Required task: Reproduce the data below line for line, leaving out the pictures.

-------- Data shown

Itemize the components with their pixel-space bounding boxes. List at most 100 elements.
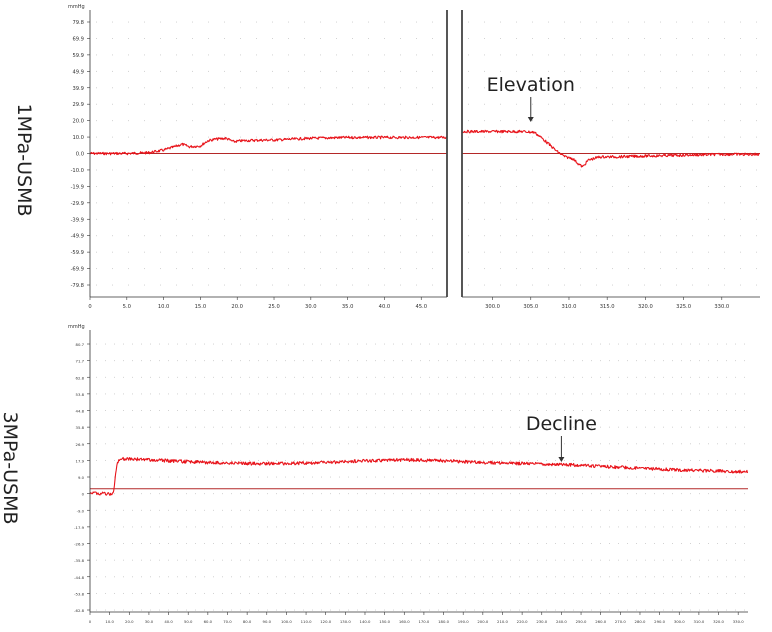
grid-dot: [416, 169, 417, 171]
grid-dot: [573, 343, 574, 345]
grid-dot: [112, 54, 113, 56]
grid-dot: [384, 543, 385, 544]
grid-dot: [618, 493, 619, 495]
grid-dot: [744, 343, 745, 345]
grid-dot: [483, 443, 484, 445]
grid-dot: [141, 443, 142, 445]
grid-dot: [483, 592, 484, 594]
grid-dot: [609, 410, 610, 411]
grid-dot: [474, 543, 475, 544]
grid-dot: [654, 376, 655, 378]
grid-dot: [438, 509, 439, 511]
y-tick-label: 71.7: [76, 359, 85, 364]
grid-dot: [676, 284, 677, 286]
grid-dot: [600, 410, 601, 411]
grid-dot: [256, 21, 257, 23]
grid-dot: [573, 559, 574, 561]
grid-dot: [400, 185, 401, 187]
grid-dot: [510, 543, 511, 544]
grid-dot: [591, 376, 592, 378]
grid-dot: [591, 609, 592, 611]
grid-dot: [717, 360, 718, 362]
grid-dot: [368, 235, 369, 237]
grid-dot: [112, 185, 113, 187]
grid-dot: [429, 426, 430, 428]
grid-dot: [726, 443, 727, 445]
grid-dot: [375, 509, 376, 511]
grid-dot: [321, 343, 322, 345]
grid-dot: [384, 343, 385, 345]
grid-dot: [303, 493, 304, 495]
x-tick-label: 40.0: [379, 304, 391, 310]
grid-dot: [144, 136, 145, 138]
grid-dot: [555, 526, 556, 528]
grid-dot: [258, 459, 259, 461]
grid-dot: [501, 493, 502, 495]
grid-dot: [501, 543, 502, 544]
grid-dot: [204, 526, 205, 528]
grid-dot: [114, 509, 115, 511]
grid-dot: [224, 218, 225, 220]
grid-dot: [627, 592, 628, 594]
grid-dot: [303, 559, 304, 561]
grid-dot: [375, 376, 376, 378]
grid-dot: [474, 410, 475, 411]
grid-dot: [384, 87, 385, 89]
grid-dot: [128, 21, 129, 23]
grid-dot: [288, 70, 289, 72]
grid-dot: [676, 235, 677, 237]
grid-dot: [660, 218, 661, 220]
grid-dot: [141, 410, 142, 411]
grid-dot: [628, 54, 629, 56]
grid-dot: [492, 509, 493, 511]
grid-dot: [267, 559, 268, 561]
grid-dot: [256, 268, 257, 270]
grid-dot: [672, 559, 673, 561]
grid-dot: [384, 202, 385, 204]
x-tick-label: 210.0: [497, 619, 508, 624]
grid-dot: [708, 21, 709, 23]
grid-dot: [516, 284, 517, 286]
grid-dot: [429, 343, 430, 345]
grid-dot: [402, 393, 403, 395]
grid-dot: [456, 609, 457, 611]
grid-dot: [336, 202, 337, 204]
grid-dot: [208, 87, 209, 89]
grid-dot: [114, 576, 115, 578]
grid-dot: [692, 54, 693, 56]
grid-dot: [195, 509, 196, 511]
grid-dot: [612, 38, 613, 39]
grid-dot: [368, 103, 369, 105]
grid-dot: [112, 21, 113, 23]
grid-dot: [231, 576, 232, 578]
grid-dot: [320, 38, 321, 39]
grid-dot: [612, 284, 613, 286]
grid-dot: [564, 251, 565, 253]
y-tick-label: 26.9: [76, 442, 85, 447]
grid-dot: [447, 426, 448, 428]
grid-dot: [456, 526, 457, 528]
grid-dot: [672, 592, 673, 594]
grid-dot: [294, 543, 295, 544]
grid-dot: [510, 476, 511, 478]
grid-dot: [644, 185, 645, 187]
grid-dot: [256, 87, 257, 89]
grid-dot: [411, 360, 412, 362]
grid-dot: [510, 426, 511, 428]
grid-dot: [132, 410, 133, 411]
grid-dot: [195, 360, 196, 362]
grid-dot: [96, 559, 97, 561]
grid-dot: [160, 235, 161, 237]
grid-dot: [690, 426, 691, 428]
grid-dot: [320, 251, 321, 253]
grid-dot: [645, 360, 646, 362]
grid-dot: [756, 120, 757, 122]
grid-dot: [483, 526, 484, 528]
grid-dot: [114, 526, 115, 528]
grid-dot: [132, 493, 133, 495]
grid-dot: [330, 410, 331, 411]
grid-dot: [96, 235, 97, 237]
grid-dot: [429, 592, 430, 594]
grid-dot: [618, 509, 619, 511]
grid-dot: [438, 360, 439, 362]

----------------

Exercise result:
Itemize the components with their pixel-space bounding boxes. List at most 100 elements.
grid-dot: [416, 169, 417, 171]
grid-dot: [573, 343, 574, 345]
grid-dot: [112, 54, 113, 56]
grid-dot: [384, 543, 385, 544]
grid-dot: [618, 493, 619, 495]
grid-dot: [744, 343, 745, 345]
grid-dot: [483, 443, 484, 445]
grid-dot: [141, 443, 142, 445]
grid-dot: [483, 592, 484, 594]
grid-dot: [609, 410, 610, 411]
grid-dot: [474, 543, 475, 544]
grid-dot: [654, 376, 655, 378]
grid-dot: [438, 509, 439, 511]
y-tick-label: 71.7: [76, 359, 85, 364]
grid-dot: [676, 284, 677, 286]
grid-dot: [600, 410, 601, 411]
grid-dot: [256, 21, 257, 23]
grid-dot: [573, 559, 574, 561]
grid-dot: [400, 185, 401, 187]
grid-dot: [510, 543, 511, 544]
grid-dot: [591, 376, 592, 378]
grid-dot: [591, 609, 592, 611]
grid-dot: [717, 360, 718, 362]
grid-dot: [368, 235, 369, 237]
grid-dot: [112, 185, 113, 187]
grid-dot: [429, 426, 430, 428]
grid-dot: [726, 443, 727, 445]
grid-dot: [375, 509, 376, 511]
grid-dot: [321, 343, 322, 345]
grid-dot: [384, 343, 385, 345]
grid-dot: [303, 493, 304, 495]
x-tick-label: 40.0: [379, 304, 391, 310]
grid-dot: [144, 136, 145, 138]
grid-dot: [555, 526, 556, 528]
grid-dot: [258, 459, 259, 461]
grid-dot: [501, 493, 502, 495]
grid-dot: [501, 543, 502, 544]
grid-dot: [204, 526, 205, 528]
grid-dot: [114, 509, 115, 511]
grid-dot: [224, 218, 225, 220]
grid-dot: [627, 592, 628, 594]
grid-dot: [303, 559, 304, 561]
grid-dot: [375, 376, 376, 378]
grid-dot: [474, 410, 475, 411]
grid-dot: [384, 87, 385, 89]
grid-dot: [128, 21, 129, 23]
grid-dot: [288, 70, 289, 72]
grid-dot: [676, 235, 677, 237]
grid-dot: [660, 218, 661, 220]
grid-dot: [141, 410, 142, 411]
grid-dot: [628, 54, 629, 56]
grid-dot: [492, 509, 493, 511]
grid-dot: [267, 559, 268, 561]
grid-dot: [256, 268, 257, 270]
grid-dot: [672, 559, 673, 561]
grid-dot: [384, 202, 385, 204]
x-tick-label: 210.0: [497, 619, 508, 624]
grid-dot: [708, 21, 709, 23]
grid-dot: [516, 284, 517, 286]
grid-dot: [429, 343, 430, 345]
grid-dot: [402, 393, 403, 395]
grid-dot: [456, 609, 457, 611]
grid-dot: [336, 202, 337, 204]
grid-dot: [208, 87, 209, 89]
grid-dot: [114, 576, 115, 578]
grid-dot: [692, 54, 693, 56]
grid-dot: [195, 509, 196, 511]
grid-dot: [612, 38, 613, 39]
grid-dot: [368, 103, 369, 105]
grid-dot: [112, 21, 113, 23]
grid-dot: [231, 576, 232, 578]
grid-dot: [320, 38, 321, 39]
grid-dot: [612, 284, 613, 286]
grid-dot: [564, 251, 565, 253]
y-tick-label: 26.9: [76, 442, 85, 447]
grid-dot: [447, 426, 448, 428]
grid-dot: [456, 526, 457, 528]
grid-dot: [672, 592, 673, 594]
grid-dot: [294, 543, 295, 544]
grid-dot: [510, 476, 511, 478]
grid-dot: [644, 185, 645, 187]
grid-dot: [256, 87, 257, 89]
grid-dot: [411, 360, 412, 362]
grid-dot: [510, 426, 511, 428]
grid-dot: [132, 410, 133, 411]
grid-dot: [195, 360, 196, 362]
grid-dot: [96, 559, 97, 561]
grid-dot: [160, 235, 161, 237]
grid-dot: [690, 426, 691, 428]
grid-dot: [320, 251, 321, 253]
grid-dot: [645, 360, 646, 362]
grid-dot: [756, 120, 757, 122]
grid-dot: [483, 526, 484, 528]
grid-dot: [114, 526, 115, 528]
grid-dot: [132, 493, 133, 495]
grid-dot: [330, 410, 331, 411]
grid-dot: [96, 235, 97, 237]
grid-dot: [429, 592, 430, 594]
grid-dot: [618, 509, 619, 511]
grid-dot: [438, 360, 439, 362]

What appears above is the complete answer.